▸ WORK TO COMPLETE: Please write out, word for word, the part that opens with the line containing "segment this screenshot: for" and closes with the line containing "ctx-7zip[interactable]: 7-Zip ❯", including both of those lines. Leave the pictures out.

## BEGIN RECORDS FOR PROCESSING

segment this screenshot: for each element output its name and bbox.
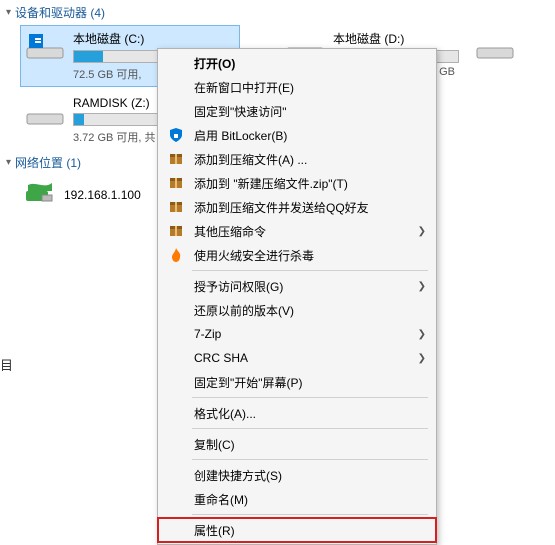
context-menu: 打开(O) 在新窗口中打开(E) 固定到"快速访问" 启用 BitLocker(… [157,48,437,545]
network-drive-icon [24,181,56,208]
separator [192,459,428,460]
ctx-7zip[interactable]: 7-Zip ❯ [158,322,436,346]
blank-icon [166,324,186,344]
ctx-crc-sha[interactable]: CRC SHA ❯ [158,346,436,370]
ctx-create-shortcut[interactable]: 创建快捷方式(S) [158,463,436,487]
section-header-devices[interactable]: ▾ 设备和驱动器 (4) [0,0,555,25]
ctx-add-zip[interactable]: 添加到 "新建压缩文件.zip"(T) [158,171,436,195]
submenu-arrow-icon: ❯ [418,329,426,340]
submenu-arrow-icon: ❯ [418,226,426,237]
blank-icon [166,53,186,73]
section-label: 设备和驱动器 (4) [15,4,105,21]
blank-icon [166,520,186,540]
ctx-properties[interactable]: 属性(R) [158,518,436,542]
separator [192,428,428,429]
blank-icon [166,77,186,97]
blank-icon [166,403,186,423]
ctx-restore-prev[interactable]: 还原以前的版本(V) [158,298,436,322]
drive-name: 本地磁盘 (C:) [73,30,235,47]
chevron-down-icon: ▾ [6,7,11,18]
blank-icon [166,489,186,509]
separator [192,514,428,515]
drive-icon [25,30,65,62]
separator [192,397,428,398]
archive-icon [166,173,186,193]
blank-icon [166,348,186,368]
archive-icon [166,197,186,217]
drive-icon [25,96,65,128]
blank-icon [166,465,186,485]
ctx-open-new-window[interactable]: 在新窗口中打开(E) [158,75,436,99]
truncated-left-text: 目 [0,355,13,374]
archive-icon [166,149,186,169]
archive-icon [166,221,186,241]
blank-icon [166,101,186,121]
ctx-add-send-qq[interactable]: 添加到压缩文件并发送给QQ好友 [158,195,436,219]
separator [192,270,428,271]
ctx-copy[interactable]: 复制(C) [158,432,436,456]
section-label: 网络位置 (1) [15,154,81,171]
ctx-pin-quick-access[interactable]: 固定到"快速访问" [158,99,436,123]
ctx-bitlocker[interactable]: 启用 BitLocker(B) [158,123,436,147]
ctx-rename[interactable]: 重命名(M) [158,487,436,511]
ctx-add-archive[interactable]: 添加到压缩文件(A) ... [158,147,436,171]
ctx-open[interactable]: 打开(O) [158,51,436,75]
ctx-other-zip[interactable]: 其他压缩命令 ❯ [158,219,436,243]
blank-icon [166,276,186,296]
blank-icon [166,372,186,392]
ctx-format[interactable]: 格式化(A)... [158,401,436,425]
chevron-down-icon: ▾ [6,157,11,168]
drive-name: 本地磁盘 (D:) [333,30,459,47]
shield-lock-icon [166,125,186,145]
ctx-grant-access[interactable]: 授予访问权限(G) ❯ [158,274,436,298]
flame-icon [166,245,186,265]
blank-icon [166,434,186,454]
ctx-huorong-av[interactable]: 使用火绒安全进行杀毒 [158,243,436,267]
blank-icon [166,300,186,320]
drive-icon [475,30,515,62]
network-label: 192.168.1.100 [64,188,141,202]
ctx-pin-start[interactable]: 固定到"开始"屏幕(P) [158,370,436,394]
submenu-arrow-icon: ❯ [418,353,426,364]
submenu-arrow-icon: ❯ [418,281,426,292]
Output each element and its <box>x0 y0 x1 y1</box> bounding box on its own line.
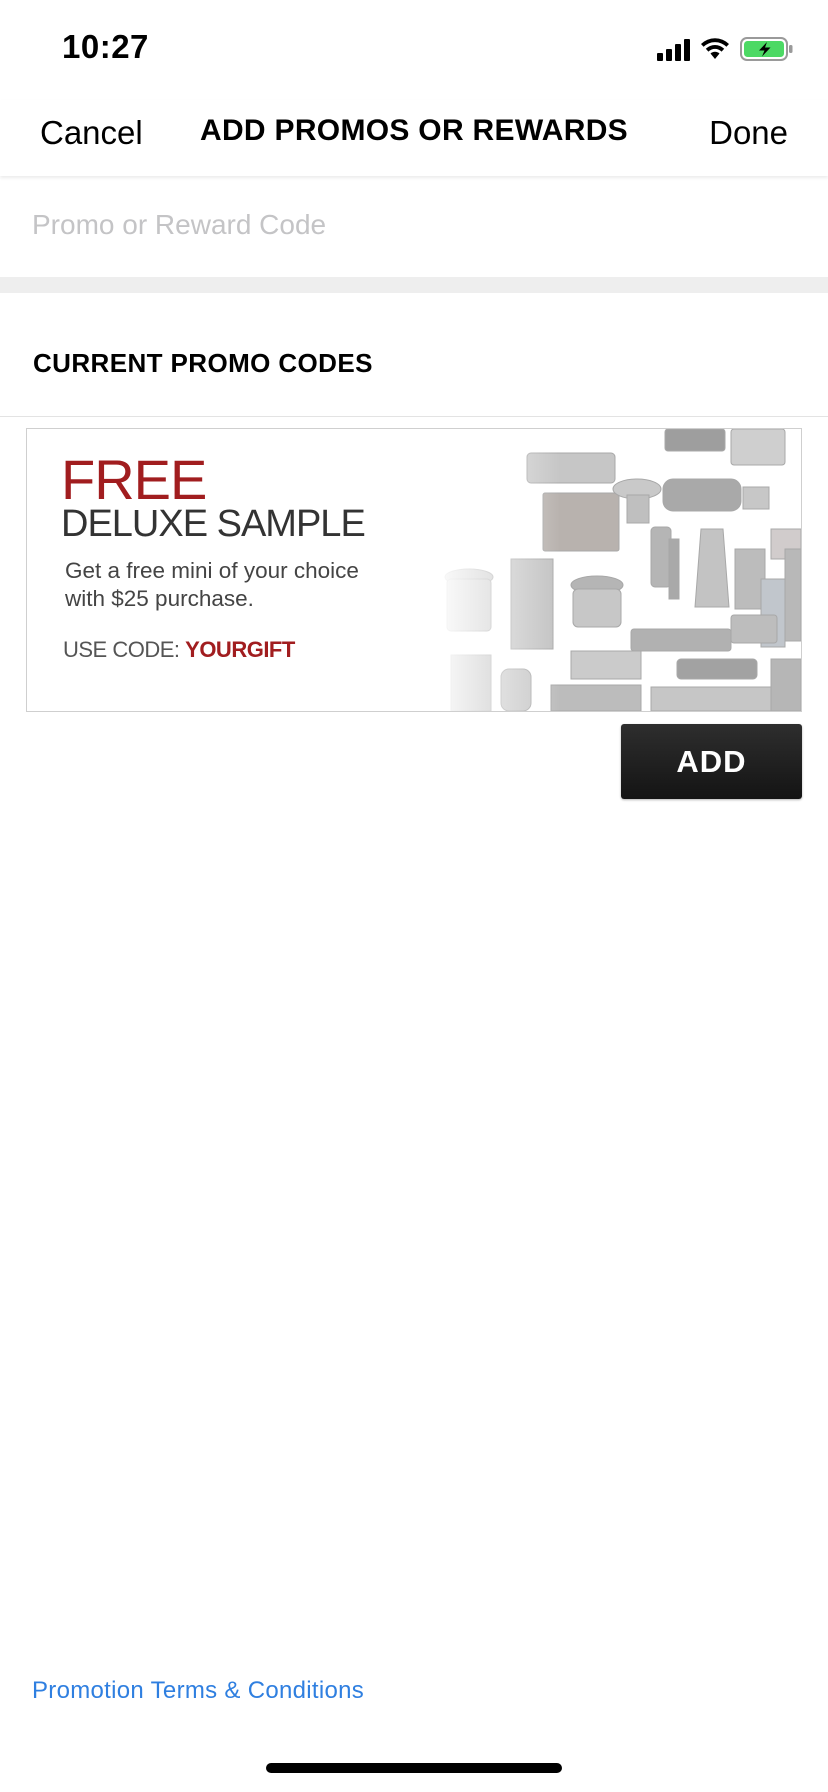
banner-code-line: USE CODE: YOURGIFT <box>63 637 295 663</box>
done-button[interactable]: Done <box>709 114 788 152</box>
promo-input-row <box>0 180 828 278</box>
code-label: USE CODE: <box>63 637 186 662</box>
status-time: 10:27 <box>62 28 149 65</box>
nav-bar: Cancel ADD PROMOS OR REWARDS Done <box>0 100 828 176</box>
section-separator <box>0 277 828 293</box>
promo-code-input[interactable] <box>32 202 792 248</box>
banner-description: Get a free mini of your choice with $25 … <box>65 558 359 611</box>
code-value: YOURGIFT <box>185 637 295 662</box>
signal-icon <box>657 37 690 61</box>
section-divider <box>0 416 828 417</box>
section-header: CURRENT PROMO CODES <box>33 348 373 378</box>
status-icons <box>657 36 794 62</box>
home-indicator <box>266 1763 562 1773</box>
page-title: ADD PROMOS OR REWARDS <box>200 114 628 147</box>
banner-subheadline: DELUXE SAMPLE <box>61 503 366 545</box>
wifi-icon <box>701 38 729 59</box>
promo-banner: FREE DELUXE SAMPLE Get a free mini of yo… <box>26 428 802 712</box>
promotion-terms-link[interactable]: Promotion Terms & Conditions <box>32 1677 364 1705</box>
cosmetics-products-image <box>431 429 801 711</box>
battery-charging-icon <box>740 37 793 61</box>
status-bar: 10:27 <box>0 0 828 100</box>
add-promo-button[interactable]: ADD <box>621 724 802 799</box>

## END RECORDS FOR PROCESSING
## BEGIN RECORDS FOR PROCESSING

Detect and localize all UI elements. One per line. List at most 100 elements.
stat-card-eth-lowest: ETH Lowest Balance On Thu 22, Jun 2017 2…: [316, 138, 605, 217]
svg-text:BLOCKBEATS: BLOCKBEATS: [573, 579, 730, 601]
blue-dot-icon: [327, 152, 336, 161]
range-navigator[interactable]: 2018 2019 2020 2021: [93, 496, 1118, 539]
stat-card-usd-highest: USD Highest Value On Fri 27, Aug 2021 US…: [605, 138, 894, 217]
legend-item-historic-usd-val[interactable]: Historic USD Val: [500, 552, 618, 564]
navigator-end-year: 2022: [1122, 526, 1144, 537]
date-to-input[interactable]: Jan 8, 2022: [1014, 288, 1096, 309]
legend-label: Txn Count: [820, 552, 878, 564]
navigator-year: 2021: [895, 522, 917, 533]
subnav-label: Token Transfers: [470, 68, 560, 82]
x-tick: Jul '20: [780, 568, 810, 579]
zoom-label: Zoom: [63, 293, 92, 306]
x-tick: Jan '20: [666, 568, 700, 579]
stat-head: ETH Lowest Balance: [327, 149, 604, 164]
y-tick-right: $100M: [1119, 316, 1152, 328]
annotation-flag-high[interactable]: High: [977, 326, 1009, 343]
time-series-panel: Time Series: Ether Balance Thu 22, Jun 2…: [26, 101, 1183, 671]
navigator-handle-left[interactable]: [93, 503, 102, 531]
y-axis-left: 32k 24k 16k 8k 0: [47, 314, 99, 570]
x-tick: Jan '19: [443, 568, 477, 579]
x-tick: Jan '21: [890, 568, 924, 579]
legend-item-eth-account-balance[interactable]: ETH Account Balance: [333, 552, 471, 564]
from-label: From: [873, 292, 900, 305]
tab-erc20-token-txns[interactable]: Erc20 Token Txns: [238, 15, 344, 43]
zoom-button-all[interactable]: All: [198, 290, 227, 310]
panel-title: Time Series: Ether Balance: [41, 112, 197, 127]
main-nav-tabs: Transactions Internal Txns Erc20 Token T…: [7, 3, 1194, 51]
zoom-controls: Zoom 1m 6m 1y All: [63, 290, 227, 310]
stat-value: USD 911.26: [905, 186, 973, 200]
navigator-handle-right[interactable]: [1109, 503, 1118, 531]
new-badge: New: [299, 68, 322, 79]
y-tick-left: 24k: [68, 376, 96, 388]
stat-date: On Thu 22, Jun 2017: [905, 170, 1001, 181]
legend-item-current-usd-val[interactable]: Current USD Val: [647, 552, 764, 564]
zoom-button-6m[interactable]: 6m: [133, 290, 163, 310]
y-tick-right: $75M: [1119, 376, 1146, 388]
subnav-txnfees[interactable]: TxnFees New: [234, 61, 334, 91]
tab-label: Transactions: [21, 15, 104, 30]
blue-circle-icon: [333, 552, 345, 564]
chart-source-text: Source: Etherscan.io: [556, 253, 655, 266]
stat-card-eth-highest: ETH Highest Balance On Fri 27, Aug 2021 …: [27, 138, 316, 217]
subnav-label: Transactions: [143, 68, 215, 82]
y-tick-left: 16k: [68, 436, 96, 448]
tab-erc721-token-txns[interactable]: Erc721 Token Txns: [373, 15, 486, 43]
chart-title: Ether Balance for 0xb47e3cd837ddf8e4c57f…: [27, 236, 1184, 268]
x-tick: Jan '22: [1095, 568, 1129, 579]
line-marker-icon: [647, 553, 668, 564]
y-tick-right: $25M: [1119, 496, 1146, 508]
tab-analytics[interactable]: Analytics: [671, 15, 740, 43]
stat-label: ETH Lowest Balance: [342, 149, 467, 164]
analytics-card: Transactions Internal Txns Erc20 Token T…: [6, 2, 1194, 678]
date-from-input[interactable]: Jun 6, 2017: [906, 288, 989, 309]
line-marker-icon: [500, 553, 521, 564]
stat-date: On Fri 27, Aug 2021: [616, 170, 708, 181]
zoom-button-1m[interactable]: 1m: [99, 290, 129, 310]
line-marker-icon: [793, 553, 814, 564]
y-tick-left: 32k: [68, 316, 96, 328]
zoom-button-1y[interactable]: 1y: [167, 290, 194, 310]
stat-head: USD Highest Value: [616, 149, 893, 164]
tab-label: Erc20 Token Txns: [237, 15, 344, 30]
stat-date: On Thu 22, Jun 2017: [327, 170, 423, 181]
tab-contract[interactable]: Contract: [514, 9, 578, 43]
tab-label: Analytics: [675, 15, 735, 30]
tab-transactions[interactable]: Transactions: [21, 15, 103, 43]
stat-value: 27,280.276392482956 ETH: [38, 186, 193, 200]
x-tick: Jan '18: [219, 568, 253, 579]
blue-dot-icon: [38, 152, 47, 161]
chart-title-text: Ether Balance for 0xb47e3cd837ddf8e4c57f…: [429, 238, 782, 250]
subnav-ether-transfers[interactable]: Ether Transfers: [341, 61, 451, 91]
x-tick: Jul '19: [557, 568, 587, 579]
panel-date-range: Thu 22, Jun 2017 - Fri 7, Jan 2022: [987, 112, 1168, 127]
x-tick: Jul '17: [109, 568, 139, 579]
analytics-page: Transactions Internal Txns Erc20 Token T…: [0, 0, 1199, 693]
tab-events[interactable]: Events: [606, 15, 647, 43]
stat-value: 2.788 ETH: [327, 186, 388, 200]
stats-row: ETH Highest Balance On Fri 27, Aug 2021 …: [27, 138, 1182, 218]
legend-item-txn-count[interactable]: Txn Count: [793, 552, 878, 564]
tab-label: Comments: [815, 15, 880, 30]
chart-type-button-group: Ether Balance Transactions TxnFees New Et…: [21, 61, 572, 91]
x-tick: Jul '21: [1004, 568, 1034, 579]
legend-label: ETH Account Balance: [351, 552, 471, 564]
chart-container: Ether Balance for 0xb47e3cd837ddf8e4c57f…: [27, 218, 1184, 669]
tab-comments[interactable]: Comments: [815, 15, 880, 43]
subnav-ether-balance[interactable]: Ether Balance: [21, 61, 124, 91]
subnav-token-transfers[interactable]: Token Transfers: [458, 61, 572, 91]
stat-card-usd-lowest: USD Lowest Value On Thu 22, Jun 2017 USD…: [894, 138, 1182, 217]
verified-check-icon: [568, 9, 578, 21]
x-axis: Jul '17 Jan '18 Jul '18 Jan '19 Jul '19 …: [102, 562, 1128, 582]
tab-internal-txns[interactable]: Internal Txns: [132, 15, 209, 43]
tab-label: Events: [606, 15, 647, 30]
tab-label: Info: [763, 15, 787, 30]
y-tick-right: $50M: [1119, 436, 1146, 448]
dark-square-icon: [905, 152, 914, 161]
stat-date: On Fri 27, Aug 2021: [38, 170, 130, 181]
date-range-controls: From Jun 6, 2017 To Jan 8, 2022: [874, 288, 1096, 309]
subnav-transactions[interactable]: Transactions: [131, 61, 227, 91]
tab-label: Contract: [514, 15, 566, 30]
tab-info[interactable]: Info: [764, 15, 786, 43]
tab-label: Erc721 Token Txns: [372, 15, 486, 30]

## END RECORDS FOR PROCESSING
## BEGIN RECORDS FOR PROCESSING

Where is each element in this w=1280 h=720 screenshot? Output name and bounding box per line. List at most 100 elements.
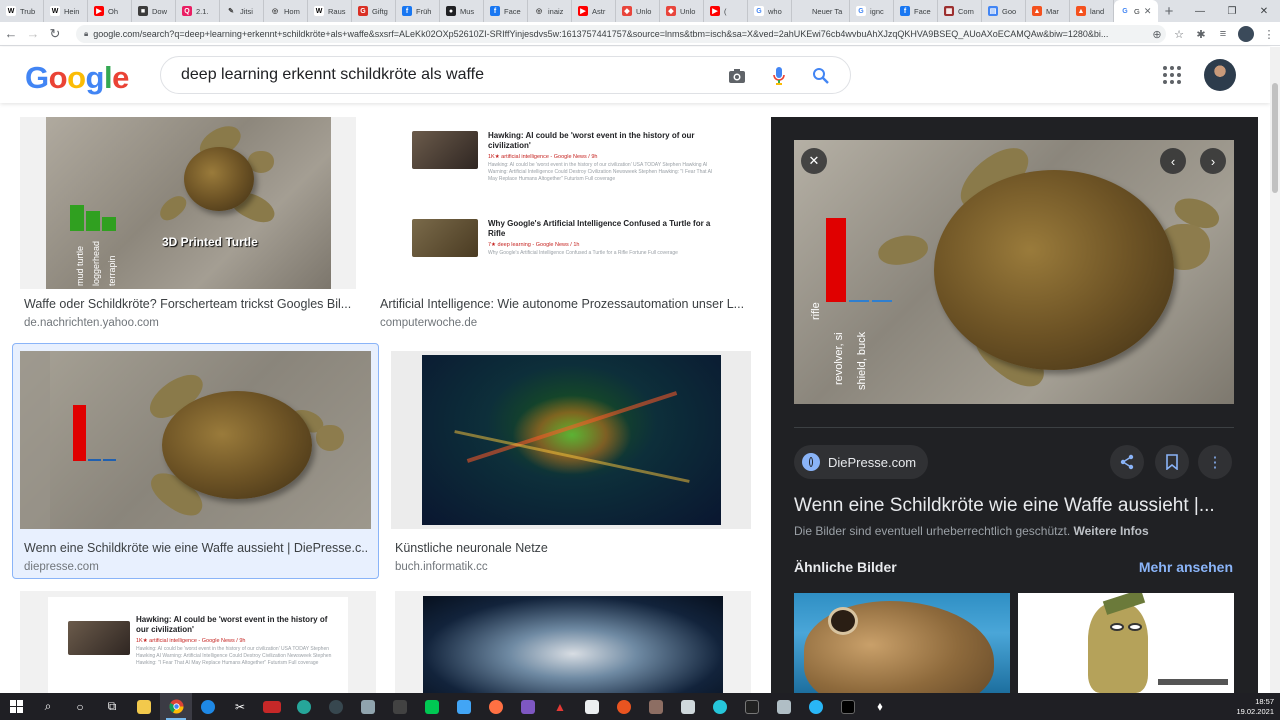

## END RECORDS FOR PROCESSING

▸ EXERCISE RESPONSE:
segment this screenshot: for each element output its name and bbox.
context-menu: 打开(O) 在新窗口中打开(E) 固定到"快速访问" 启用 BitLocker(… [157,48,437,545]
network-drive-icon [24,181,56,208]
separator [192,459,428,460]
ctx-7zip[interactable]: 7-Zip ❯ [158,322,436,346]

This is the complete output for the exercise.